— Supplied entries —
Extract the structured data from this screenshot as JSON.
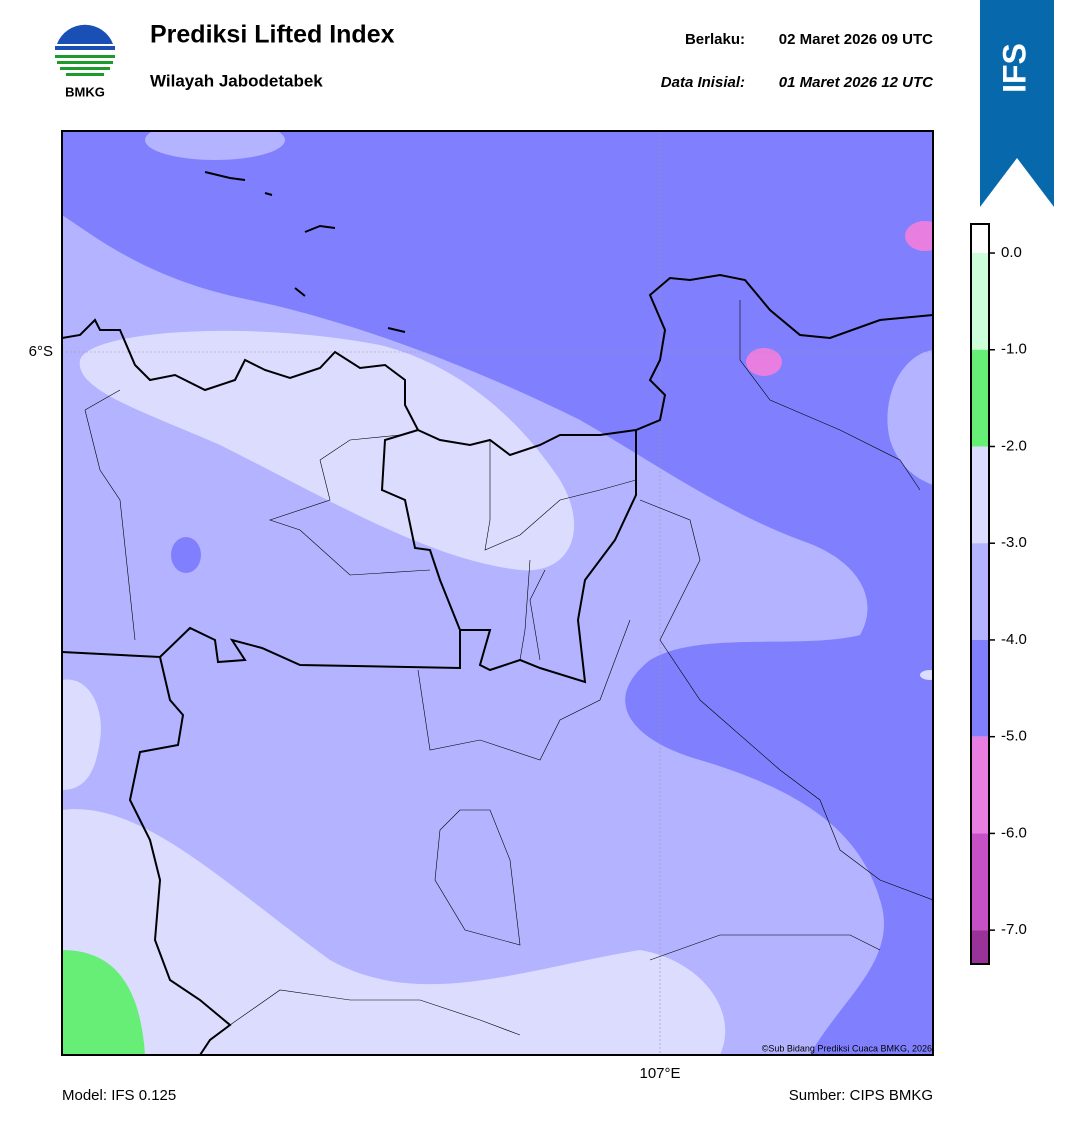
{
  "header": {
    "logo_text": "BMKG",
    "title": "Prediksi Lifted Index",
    "subtitle": "Wilayah Jabodetabek",
    "valid_label": "Berlaku:",
    "valid_time": "02 Maret 2026 09 UTC",
    "init_label": "Data Inisial:",
    "init_time": "01 Maret 2026 12 UTC",
    "badge": "IFS"
  },
  "map": {
    "lat_label": "6°S",
    "lon_label": "107°E",
    "copyright": "©Sub Bidang Prediksi Cuaca BMKG, 2026"
  },
  "colorbar": {
    "lim": [
      -7.35,
      0.3
    ],
    "bounds": [
      0.3,
      0,
      -1,
      -2,
      -3,
      -4,
      -5,
      -6,
      -7,
      -7.35
    ],
    "colors": [
      "#ffffff",
      "#ccffd9",
      "#66ee77",
      "#dcdcff",
      "#b3b3ff",
      "#8080ff",
      "#e87ee0",
      "#c650c6",
      "#993399"
    ],
    "ticks": [
      {
        "value": 0,
        "label": "0.0"
      },
      {
        "value": -1,
        "label": "-1.0"
      },
      {
        "value": -2,
        "label": "-2.0"
      },
      {
        "value": -3,
        "label": "-3.0"
      },
      {
        "value": -4,
        "label": "-4.0"
      },
      {
        "value": -5,
        "label": "-5.0"
      },
      {
        "value": -6,
        "label": "-6.0"
      },
      {
        "value": -7,
        "label": "-7.0"
      }
    ]
  },
  "footer": {
    "model": "Model: IFS 0.125",
    "source": "Sumber: CIPS BMKG"
  }
}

— Required work —
Search the records above for "BMKG". Copy each line where it is found.

— Answer to the task —
    "logo_text": "BMKG",
    "copyright": "©Sub Bidang Prediksi Cuaca BMKG, 2026"
    "source": "Sumber: CIPS BMKG"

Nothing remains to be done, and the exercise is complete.